Exercise brief:
Copy the lines below word for word, starting at the line with "emote[interactable] xyxy=(991,731,1005,745)" and ending at the line with "popout-icon[interactable]: ⇱ xyxy=(995,135,1009,149)", both included.

_ _ _

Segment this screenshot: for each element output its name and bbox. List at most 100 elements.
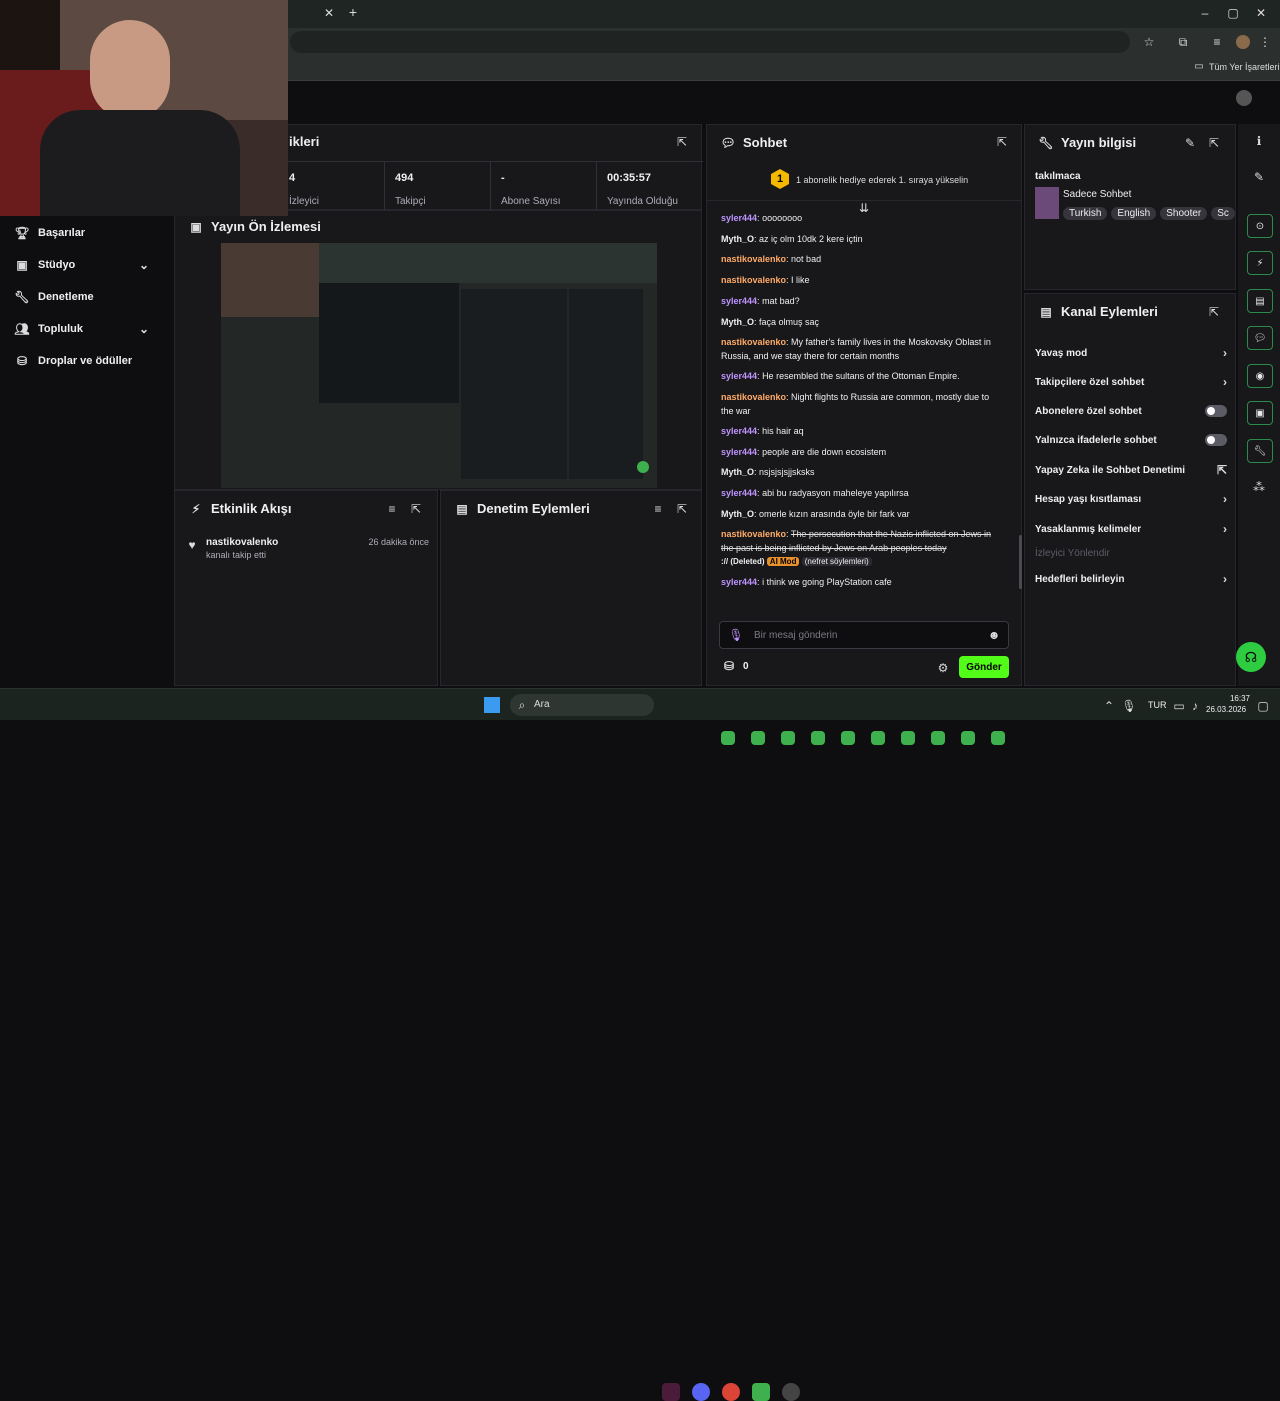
emote[interactable] xyxy=(991,731,1005,745)
emote[interactable] xyxy=(811,731,825,745)
tray-chevron-icon[interactable]: ⌃ xyxy=(1104,699,1114,713)
network-icon[interactable]: ▭ xyxy=(1173,699,1184,713)
user-avatar[interactable] xyxy=(1236,90,1252,106)
preview-browser xyxy=(319,243,657,283)
tag[interactable]: Turkish xyxy=(1063,207,1108,220)
sidebar-item-drops[interactable]: ⛁ Droplar ve ödüller xyxy=(14,354,132,368)
emote[interactable] xyxy=(961,731,975,745)
action-raid: İzleyici Yönlendir xyxy=(1035,548,1110,559)
activity-user[interactable]: nastikovalenko xyxy=(206,537,278,548)
notification-icon[interactable]: ▢ xyxy=(1257,699,1268,713)
popout-icon[interactable]: ⇱ xyxy=(409,502,423,516)
popout-icon[interactable]: ⇱ xyxy=(675,135,689,149)
hype-banner[interactable]: 1 1 abonelik hediye ederek 1. sıraya yük… xyxy=(707,161,1021,201)
popout-icon[interactable]: ⇱ xyxy=(995,135,1009,149)
filter-icon[interactable]: ≡ xyxy=(651,502,665,516)
tag[interactable]: Shooter xyxy=(1160,207,1208,220)
profile-avatar[interactable] xyxy=(1236,35,1250,49)
close-tab-icon[interactable]: ✕ xyxy=(322,6,336,20)
action-subs-only[interactable]: Abonelere özel sohbet xyxy=(1035,405,1227,417)
edit-icon[interactable]: ✎ xyxy=(1252,170,1266,184)
emoji-icon[interactable]: ☻ xyxy=(988,628,1001,642)
popout-icon[interactable]: ⇱ xyxy=(1207,305,1221,319)
rail-button-document[interactable]: ▤ xyxy=(1247,289,1273,313)
toggle-switch[interactable] xyxy=(1205,405,1227,417)
popout-icon[interactable]: ⇱ xyxy=(1207,136,1221,150)
sidebar-item-moderation[interactable]: 🔧︎ Denetleme xyxy=(14,290,93,304)
taskbar-app-icon[interactable] xyxy=(662,1383,680,1401)
webcam-overlay xyxy=(0,0,288,216)
obs-icon[interactable] xyxy=(782,1383,800,1401)
discord-icon[interactable] xyxy=(692,1383,710,1401)
taskbar-app-icon[interactable] xyxy=(752,1383,770,1401)
stream-preview-video[interactable] xyxy=(221,243,657,488)
activity-header: ⚡︎ Etkinlik Akışı xyxy=(189,501,292,516)
action-banned-words[interactable]: Yasaklanmış kelimeler › xyxy=(1035,522,1227,536)
apps-icon[interactable]: ⁂ xyxy=(1252,480,1266,494)
category-name[interactable]: Sadece Sohbet xyxy=(1063,189,1131,200)
maximize-icon[interactable]: ▢ xyxy=(1226,6,1240,20)
action-account-age[interactable]: Hesap yaşı kısıtlaması › xyxy=(1035,492,1227,506)
sidebar-item-community[interactable]: 👥︎ Topluluk ⌄ xyxy=(14,322,160,336)
folder-icon: ▭ xyxy=(1194,61,1204,72)
settings-icon[interactable]: ⚙ xyxy=(937,661,949,675)
action-ai-moderation[interactable]: Yapay Zeka ile Sohbet Denetimi ⇱ xyxy=(1035,463,1227,477)
toggle-switch[interactable] xyxy=(1205,434,1227,446)
emote[interactable] xyxy=(781,731,795,745)
sidebar-item-studio[interactable]: ▣ Stüdyo ⌄ xyxy=(14,258,160,272)
new-tab-button[interactable]: + xyxy=(346,4,360,20)
stat-uptime: 00:35:57 Yayında Olduğu xyxy=(607,172,678,207)
chat-input[interactable]: 🎙︎ Bir mesaj gönderin ☻ xyxy=(719,621,1009,649)
media-icon[interactable]: ≡ xyxy=(1210,35,1224,49)
sidebar-item-achievements[interactable]: 🏆︎ Başarılar xyxy=(14,226,85,240)
emote[interactable] xyxy=(721,731,735,745)
emote[interactable] xyxy=(931,731,945,745)
document-icon: ▤ xyxy=(456,501,468,516)
taskbar-search[interactable]: ⌕ Ara xyxy=(510,694,654,716)
stats-title: ikleri xyxy=(289,134,320,149)
clock-time[interactable]: 16:37 xyxy=(1212,694,1250,703)
rail-button-actions[interactable]: ▣ xyxy=(1247,401,1273,425)
edit-icon[interactable]: ✎ xyxy=(1183,136,1197,150)
star-icon[interactable]: ☆ xyxy=(1142,35,1156,49)
rail-button-wrench[interactable]: 🔧︎ xyxy=(1247,439,1273,463)
volume-icon[interactable]: ♪ xyxy=(1190,699,1200,713)
bookmarks-label[interactable]: Tüm Yer İşaretleri xyxy=(1209,62,1280,72)
emote[interactable] xyxy=(871,731,885,745)
rail-button-broadcast[interactable]: ◉ xyxy=(1247,364,1273,388)
action-followers-only[interactable]: Takipçilere özel sohbet › xyxy=(1035,375,1227,389)
chat-scrollbar[interactable] xyxy=(1019,535,1022,589)
rail-button-bolt[interactable]: ⚡︎ xyxy=(1247,251,1273,275)
webcam-shirt xyxy=(40,110,240,216)
info-icon[interactable]: ℹ xyxy=(1252,134,1266,148)
send-button[interactable]: Gönder xyxy=(959,656,1009,678)
rail-button-chat[interactable]: 💬︎ xyxy=(1247,326,1273,350)
microphone-icon[interactable]: 🎙︎ xyxy=(728,628,743,642)
chrome-icon[interactable] xyxy=(722,1383,740,1401)
filter-icon[interactable]: ≡ xyxy=(385,502,399,516)
rail-button-camera[interactable]: ⊙ xyxy=(1247,214,1273,238)
tag[interactable]: English xyxy=(1111,207,1157,220)
stat-subscribers: - Abone Sayısı xyxy=(491,162,597,212)
mic-tray-icon[interactable]: 🎙︎ xyxy=(1121,699,1136,713)
emote[interactable] xyxy=(751,731,765,745)
external-link-icon: ⇱ xyxy=(1216,463,1227,477)
close-window-icon[interactable]: ✕ xyxy=(1254,6,1268,20)
action-emote-only[interactable]: Yalnızca ifadelerle sohbet xyxy=(1035,434,1227,446)
address-bar[interactable] xyxy=(290,31,1130,53)
emote[interactable] xyxy=(841,731,855,745)
channel-points[interactable]: ⛁ 0 xyxy=(723,659,749,673)
language-indicator[interactable]: TUR xyxy=(1148,700,1167,710)
extensions-icon[interactable]: ⧉ xyxy=(1176,35,1190,50)
emote[interactable] xyxy=(901,731,915,745)
action-goals[interactable]: Hedefleri belirleyin › xyxy=(1035,572,1227,586)
menu-icon[interactable]: ⋮ xyxy=(1259,35,1271,49)
tag[interactable]: Sc xyxy=(1211,207,1235,220)
minimize-icon[interactable]: – xyxy=(1198,6,1212,20)
clock-date[interactable]: 26.03.2026 xyxy=(1206,705,1246,714)
popout-icon[interactable]: ⇱ xyxy=(675,502,689,516)
support-button[interactable]: ☊ xyxy=(1236,642,1266,672)
start-button[interactable] xyxy=(484,697,500,713)
action-slow-mode[interactable]: Yavaş mod › xyxy=(1035,346,1227,360)
chevron-right-icon: › xyxy=(1223,375,1227,389)
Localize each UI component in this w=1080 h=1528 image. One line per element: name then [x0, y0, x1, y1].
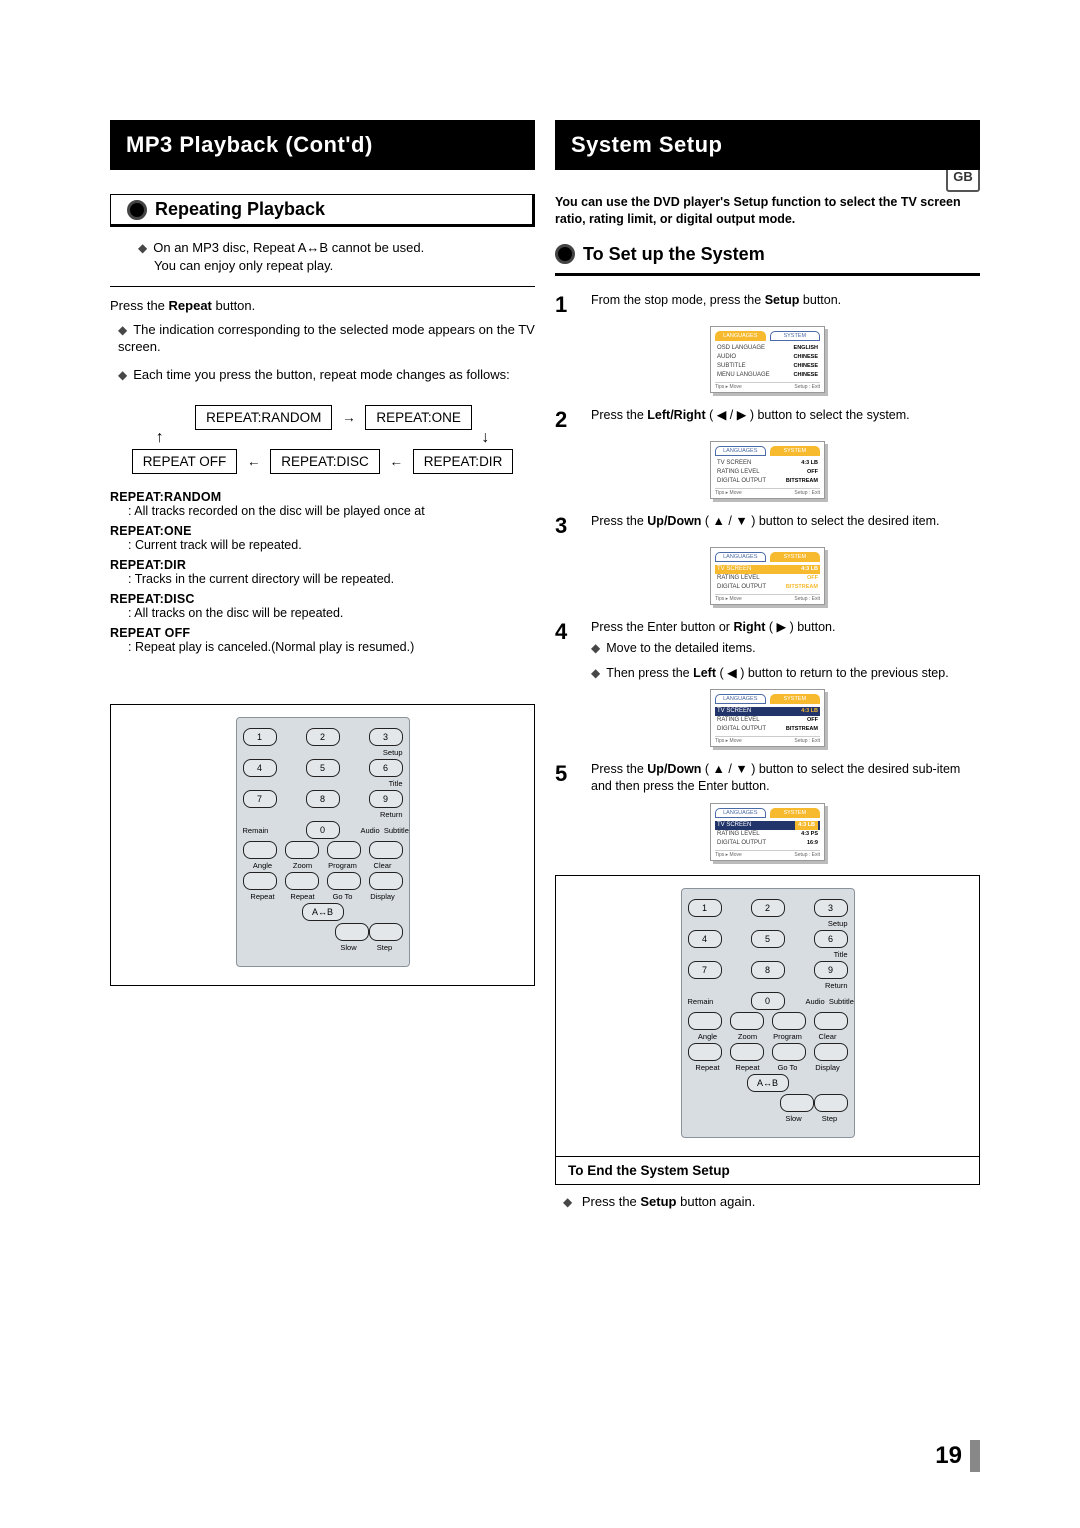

_ _ _

Correct output:
emote[interactable] xyxy=(991,731,1005,745)
emote[interactable] xyxy=(811,731,825,745)
tray-chevron-icon[interactable]: ⌃ xyxy=(1104,699,1114,713)
network-icon[interactable]: ▭ xyxy=(1173,699,1184,713)
user-avatar[interactable] xyxy=(1236,90,1252,106)
preview-browser xyxy=(319,243,657,283)
tag[interactable]: Turkish xyxy=(1063,207,1108,220)
sidebar-item-drops[interactable]: ⛁ Droplar ve ödüller xyxy=(14,354,132,368)
emote[interactable] xyxy=(961,731,975,745)
action-raid: İzleyici Yönlendir xyxy=(1035,548,1110,559)
activity-user[interactable]: nastikovalenko xyxy=(206,537,278,548)
notification-icon[interactable]: ▢ xyxy=(1257,699,1268,713)
popout-icon[interactable]: ⇱ xyxy=(409,502,423,516)
popout-icon[interactable]: ⇱ xyxy=(675,135,689,149)
hype-banner[interactable]: 1 1 abonelik hediye ederek 1. sıraya yük… xyxy=(707,161,1021,201)
popout-icon[interactable]: ⇱ xyxy=(995,135,1009,149)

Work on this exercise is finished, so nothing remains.